Set exercise. Copy out all lines that carry the word "labore".

Data supplied.

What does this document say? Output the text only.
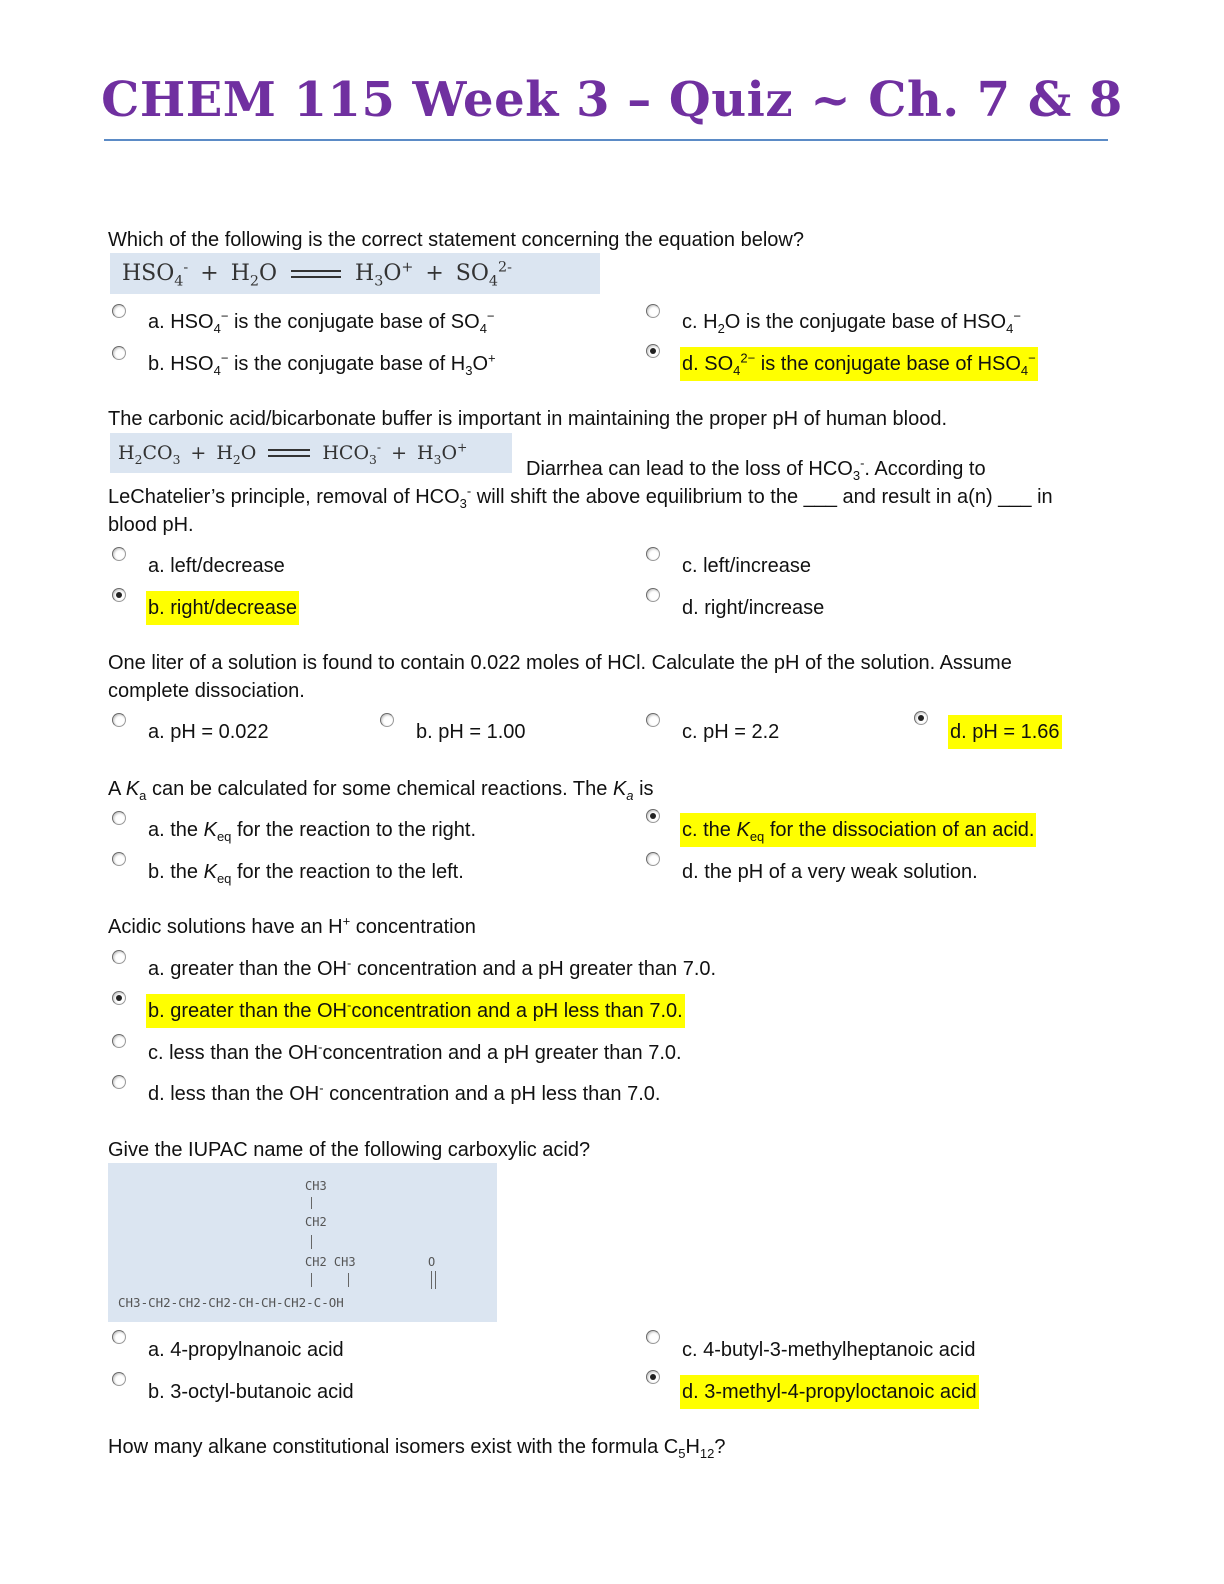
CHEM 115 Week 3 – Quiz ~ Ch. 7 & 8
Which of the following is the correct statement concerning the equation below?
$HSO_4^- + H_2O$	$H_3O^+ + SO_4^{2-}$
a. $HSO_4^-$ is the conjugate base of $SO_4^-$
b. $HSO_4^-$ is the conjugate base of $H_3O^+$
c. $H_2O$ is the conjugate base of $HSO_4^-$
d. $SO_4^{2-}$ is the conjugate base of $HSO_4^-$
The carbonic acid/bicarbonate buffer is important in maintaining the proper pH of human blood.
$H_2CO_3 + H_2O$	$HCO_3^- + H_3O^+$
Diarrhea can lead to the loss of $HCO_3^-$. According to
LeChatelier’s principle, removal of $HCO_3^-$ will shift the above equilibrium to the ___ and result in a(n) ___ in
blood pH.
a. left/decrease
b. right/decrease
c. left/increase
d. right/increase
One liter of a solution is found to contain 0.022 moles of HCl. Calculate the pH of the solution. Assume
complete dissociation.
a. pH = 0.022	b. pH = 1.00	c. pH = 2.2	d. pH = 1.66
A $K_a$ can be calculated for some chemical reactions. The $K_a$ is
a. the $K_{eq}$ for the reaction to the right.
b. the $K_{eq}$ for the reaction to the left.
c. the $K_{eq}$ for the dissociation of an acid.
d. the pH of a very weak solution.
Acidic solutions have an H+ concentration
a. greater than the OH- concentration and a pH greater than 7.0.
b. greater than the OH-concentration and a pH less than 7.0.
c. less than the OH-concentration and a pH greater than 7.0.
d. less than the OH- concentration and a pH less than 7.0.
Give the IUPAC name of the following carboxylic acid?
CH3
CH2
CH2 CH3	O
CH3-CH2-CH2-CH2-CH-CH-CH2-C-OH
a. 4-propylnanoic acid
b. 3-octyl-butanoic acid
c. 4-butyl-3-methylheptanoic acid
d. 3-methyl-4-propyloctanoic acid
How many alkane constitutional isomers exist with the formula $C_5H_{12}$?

* * *

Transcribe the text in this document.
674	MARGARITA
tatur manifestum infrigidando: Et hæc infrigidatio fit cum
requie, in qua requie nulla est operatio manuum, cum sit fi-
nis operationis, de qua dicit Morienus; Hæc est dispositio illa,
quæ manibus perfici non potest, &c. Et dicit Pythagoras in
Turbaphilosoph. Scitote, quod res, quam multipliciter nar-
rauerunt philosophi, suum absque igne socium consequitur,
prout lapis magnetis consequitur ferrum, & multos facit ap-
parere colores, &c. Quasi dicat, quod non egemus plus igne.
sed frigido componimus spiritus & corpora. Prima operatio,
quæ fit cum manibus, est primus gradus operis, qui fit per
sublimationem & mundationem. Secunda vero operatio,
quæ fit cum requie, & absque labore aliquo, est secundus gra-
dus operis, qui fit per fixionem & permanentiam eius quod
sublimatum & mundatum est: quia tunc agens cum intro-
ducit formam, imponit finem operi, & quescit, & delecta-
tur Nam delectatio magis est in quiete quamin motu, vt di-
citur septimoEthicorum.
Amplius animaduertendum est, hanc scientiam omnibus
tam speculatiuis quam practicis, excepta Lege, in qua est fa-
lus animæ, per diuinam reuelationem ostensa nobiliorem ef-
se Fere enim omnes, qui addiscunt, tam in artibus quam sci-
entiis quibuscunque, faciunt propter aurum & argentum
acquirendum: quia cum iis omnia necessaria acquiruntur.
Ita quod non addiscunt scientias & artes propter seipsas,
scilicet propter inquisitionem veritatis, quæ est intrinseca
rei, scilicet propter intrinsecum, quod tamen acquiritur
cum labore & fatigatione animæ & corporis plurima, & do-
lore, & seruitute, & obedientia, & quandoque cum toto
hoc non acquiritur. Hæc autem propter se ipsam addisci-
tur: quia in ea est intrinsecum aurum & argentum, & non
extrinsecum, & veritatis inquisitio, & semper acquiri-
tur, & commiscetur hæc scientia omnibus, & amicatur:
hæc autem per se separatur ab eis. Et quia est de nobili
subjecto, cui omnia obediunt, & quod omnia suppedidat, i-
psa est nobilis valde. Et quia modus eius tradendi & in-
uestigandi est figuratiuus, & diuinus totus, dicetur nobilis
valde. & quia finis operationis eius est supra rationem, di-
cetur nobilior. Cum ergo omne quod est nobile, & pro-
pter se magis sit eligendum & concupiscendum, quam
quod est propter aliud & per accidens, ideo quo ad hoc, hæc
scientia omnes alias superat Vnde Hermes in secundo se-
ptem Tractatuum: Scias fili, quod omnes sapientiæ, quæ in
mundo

Completed exercise.
quæ fit cum requie, & absque labore aliquo, est secundus gra-
cum labore & fatigatione animæ & corporis plurima, & do-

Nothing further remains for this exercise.